A block of data
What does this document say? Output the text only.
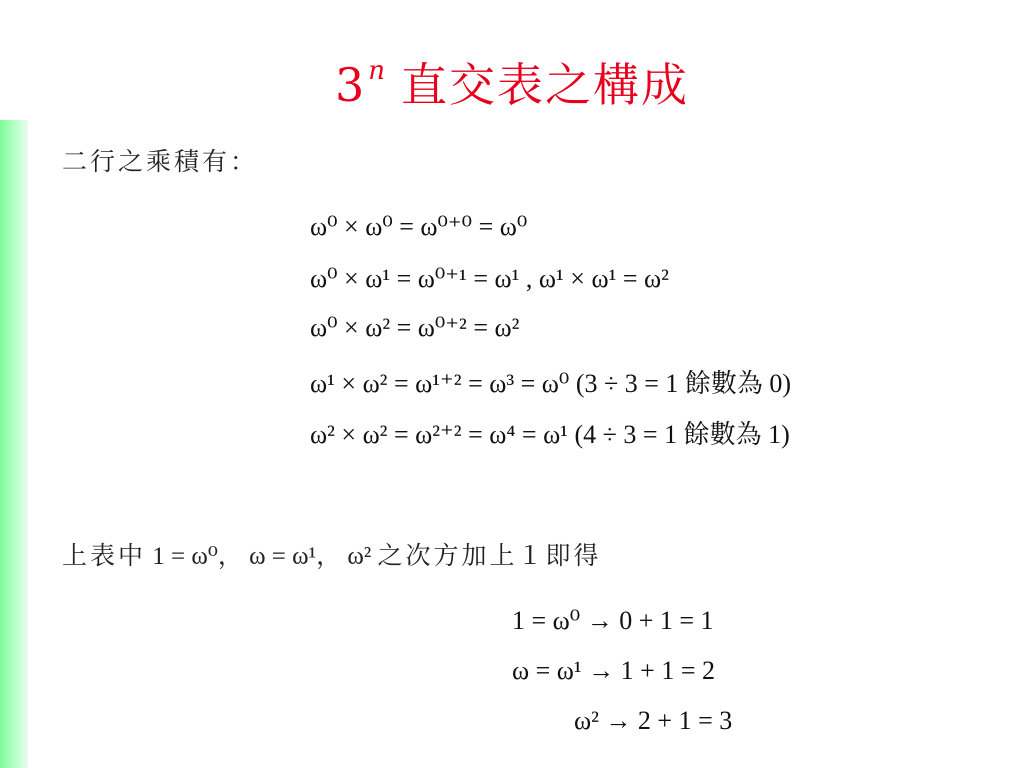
3$^n$ 直交表之構成
二行之乘積有：
ω⁰ × ω⁰ = ω⁰⁺⁰ = ω⁰
ω⁰ × ω¹ = ω⁰⁺¹ = ω¹ , ω¹ × ω¹ = ω²
ω⁰ × ω² = ω⁰⁺² = ω²
ω¹ × ω² = ω¹⁺² = ω³ = ω⁰ (3 ÷ 3 = 1 餘數為 0)
ω² × ω² = ω²⁺² = ω⁴ = ω¹ (4 ÷ 3 = 1 餘數為 1)
上表中 1 = ω⁰， ω = ω¹， ω² 之次方加上１即得
1 = ω⁰ → 0 + 1 = 1
ω = ω¹ → 1 + 1 = 2
ω² → 2 + 1 = 3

• **Task**
Return every line of the records exactly as given, pictures excluded.

• **Solution to this exercise**
What does this document say? Output the text only.
3$^n$ 直交表之構成
二行之乘積有：
ω⁰ × ω⁰ = ω⁰⁺⁰ = ω⁰
ω⁰ × ω¹ = ω⁰⁺¹ = ω¹ , ω¹ × ω¹ = ω²
ω⁰ × ω² = ω⁰⁺² = ω²
ω¹ × ω² = ω¹⁺² = ω³ = ω⁰ (3 ÷ 3 = 1 餘數為 0)
ω² × ω² = ω²⁺² = ω⁴ = ω¹ (4 ÷ 3 = 1 餘數為 1)
上表中 1 = ω⁰， ω = ω¹， ω² 之次方加上１即得
1 = ω⁰ → 0 + 1 = 1
ω = ω¹ → 1 + 1 = 2
ω² → 2 + 1 = 3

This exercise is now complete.